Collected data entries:
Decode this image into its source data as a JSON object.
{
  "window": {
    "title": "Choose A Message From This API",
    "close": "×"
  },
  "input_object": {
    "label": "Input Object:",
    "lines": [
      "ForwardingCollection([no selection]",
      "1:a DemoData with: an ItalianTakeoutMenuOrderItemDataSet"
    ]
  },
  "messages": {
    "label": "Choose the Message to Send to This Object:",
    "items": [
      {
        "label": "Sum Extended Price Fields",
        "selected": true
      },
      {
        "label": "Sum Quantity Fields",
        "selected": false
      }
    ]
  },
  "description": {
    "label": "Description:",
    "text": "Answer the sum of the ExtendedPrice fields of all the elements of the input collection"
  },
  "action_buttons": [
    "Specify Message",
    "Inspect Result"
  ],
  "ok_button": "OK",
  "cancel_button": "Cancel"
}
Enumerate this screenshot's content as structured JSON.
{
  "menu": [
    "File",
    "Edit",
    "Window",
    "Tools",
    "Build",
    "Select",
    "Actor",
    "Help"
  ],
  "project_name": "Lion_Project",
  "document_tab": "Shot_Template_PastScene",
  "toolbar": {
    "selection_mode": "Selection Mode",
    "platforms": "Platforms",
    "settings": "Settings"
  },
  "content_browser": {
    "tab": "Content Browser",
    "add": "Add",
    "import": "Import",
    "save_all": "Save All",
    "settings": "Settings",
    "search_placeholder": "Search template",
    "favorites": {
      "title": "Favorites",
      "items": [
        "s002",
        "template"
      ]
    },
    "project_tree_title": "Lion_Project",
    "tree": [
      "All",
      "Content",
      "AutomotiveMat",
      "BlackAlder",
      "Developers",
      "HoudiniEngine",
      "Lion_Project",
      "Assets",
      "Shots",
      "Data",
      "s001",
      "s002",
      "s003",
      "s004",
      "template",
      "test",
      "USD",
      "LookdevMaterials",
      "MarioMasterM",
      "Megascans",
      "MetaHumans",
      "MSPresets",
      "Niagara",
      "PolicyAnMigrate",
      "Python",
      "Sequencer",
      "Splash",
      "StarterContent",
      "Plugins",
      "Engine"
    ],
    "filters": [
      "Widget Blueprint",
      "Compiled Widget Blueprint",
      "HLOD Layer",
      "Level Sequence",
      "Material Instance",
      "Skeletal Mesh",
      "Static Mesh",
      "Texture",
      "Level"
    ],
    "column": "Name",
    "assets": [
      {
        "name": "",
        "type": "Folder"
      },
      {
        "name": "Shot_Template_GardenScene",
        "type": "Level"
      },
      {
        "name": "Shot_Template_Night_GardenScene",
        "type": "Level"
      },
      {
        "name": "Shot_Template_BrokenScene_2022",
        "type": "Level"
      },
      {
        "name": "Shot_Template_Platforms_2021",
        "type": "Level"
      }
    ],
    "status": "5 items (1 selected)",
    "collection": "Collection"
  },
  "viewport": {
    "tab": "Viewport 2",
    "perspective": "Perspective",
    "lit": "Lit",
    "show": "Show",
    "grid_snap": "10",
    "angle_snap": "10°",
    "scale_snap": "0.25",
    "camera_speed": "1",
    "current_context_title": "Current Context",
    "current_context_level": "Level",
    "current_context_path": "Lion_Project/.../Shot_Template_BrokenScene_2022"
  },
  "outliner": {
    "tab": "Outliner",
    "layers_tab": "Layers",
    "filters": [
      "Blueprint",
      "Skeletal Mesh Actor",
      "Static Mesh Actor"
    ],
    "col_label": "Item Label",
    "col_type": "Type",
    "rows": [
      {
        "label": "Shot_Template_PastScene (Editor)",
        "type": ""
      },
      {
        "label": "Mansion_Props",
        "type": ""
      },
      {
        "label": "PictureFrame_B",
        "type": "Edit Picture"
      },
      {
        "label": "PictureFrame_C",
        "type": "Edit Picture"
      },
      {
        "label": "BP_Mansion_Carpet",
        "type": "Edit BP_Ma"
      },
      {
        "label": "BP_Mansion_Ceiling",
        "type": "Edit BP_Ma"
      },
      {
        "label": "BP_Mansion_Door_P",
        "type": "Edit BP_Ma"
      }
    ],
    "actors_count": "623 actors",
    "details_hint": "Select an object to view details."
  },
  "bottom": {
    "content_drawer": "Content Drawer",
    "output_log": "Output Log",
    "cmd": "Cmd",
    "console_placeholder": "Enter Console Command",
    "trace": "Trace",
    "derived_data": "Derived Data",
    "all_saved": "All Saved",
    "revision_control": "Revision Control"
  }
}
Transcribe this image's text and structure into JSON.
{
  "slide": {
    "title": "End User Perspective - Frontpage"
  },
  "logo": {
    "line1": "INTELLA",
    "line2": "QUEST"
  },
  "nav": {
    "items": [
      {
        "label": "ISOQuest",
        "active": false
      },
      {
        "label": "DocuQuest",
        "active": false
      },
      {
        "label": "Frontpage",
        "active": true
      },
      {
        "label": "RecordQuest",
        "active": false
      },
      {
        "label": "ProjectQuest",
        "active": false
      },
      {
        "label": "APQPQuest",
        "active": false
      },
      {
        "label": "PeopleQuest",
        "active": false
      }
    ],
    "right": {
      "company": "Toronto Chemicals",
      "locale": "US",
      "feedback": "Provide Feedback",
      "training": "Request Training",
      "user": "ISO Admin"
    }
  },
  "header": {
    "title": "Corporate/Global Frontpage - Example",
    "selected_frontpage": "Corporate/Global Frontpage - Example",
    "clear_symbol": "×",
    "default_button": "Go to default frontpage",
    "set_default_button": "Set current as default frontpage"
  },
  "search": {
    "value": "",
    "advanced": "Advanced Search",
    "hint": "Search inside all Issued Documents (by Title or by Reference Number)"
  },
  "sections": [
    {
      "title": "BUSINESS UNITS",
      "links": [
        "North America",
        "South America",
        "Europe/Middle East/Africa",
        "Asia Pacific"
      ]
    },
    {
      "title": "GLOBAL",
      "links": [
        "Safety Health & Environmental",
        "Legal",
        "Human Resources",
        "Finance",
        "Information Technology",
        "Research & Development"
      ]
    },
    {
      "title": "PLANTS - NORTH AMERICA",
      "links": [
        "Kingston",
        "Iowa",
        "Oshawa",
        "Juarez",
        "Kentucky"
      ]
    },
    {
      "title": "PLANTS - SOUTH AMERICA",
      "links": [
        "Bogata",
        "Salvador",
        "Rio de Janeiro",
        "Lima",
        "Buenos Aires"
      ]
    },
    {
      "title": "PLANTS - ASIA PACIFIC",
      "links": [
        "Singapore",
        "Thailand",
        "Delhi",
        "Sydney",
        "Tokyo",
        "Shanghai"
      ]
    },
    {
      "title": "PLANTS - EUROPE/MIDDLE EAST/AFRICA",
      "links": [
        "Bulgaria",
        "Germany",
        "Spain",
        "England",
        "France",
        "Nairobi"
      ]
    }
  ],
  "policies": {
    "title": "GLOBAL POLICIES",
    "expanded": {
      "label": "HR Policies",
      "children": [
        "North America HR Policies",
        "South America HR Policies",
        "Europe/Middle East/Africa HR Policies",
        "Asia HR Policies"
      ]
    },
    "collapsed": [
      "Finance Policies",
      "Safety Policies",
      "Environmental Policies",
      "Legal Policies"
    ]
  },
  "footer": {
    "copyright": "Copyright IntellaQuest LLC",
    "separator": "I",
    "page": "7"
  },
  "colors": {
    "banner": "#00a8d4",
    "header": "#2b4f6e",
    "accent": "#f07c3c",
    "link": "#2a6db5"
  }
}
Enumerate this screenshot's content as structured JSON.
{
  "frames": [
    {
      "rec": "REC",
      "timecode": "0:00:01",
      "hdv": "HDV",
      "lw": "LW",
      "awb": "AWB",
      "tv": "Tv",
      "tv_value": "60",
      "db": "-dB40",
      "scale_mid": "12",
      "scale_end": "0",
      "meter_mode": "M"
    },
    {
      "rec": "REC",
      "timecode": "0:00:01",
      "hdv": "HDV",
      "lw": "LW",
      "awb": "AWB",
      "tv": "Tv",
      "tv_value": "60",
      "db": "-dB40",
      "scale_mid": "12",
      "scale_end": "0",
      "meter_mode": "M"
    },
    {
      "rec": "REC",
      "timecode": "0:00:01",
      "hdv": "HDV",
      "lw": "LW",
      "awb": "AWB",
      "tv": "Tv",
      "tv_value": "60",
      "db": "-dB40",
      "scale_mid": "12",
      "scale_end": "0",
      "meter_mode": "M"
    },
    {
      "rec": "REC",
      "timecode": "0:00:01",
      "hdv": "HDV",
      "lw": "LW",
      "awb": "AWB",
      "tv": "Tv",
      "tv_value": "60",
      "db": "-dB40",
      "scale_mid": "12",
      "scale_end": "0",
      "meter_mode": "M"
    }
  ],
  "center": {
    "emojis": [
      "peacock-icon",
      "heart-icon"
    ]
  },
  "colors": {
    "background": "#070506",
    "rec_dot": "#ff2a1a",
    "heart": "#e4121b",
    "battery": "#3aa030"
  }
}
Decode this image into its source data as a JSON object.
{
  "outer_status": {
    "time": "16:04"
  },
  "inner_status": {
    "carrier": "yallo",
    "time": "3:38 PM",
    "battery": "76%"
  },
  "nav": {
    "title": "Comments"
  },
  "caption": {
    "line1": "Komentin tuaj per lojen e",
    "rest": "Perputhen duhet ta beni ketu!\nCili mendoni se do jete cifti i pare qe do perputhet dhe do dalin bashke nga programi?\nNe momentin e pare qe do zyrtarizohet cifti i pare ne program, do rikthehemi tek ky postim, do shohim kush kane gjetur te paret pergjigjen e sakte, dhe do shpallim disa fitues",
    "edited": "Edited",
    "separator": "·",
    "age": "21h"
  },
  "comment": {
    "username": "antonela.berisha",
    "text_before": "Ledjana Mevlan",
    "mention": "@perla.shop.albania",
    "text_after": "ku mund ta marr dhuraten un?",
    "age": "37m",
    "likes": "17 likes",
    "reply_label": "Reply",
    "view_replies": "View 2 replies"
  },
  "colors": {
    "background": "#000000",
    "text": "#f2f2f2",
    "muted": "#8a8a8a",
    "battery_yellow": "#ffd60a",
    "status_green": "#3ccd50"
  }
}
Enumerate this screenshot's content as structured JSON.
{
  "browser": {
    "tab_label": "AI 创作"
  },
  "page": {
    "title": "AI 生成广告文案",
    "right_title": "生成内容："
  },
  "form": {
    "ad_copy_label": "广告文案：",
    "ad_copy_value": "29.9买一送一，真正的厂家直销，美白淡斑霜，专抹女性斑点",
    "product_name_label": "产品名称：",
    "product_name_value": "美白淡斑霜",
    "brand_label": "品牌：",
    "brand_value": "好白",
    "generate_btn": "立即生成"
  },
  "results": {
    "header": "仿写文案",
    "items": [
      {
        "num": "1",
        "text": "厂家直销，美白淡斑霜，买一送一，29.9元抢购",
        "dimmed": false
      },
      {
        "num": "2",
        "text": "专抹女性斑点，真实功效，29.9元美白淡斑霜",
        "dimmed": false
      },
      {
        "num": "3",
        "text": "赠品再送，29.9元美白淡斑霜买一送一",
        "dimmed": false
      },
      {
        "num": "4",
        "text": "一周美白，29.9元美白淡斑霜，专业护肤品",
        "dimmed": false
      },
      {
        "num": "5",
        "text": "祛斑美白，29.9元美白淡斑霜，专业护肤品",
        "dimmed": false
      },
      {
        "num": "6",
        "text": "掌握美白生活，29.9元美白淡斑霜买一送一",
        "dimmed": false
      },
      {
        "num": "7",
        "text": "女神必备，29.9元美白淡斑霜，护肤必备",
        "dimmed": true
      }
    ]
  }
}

WHAT NEEDS TO BE DONE: Find the lines with the string "Perspective" and reproduce them.

TASK OUTPUT:
    "perspective": "Perspective",
    "title": "End User Perspective - Frontpage"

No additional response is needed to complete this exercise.